== OBJECTIVE ==
Check every line below for the word "this" and show those that hold it.

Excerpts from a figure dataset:
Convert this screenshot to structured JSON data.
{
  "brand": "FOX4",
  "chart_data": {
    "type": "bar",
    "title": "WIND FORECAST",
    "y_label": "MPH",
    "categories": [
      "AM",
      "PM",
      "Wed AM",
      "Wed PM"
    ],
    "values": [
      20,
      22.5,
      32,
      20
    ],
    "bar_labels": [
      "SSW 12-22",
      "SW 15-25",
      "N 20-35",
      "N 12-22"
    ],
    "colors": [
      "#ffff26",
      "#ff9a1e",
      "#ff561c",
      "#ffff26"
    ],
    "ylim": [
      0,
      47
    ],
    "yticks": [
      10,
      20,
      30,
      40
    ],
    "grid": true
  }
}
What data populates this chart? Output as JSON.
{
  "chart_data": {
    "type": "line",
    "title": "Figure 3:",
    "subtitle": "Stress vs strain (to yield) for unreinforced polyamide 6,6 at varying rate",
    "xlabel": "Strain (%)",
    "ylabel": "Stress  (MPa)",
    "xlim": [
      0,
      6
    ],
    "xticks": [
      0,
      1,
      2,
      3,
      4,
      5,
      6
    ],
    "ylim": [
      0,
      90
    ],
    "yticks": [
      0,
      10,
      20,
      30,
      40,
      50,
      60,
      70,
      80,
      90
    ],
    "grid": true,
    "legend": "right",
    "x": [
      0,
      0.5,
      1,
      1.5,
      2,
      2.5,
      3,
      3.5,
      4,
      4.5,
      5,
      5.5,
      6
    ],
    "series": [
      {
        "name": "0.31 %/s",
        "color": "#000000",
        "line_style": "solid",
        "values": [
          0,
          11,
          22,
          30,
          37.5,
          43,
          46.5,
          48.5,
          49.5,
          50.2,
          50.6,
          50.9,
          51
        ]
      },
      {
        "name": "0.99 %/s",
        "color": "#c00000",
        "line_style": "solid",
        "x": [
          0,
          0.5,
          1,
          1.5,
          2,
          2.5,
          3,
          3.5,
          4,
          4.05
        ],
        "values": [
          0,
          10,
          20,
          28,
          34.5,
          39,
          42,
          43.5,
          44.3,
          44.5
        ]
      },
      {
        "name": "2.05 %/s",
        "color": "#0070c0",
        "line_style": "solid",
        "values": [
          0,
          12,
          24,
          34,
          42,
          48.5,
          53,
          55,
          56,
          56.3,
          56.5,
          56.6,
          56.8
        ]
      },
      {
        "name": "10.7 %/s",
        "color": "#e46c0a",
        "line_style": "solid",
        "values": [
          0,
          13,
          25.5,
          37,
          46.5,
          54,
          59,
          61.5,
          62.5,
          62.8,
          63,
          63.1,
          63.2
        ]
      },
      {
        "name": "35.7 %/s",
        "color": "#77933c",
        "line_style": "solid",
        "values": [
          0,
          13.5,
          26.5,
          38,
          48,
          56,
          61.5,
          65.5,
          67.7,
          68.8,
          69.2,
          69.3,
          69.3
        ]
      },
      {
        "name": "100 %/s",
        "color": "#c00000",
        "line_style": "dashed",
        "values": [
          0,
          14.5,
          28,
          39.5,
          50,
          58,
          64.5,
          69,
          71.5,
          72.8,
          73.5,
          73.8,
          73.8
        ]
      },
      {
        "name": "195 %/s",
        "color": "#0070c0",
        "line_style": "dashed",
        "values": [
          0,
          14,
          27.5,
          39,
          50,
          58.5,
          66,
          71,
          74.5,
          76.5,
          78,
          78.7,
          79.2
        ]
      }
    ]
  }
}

== TASK SOLUTION ==
Convert this screenshot to structured JSON data.
What data populates this chart? Output as JSON.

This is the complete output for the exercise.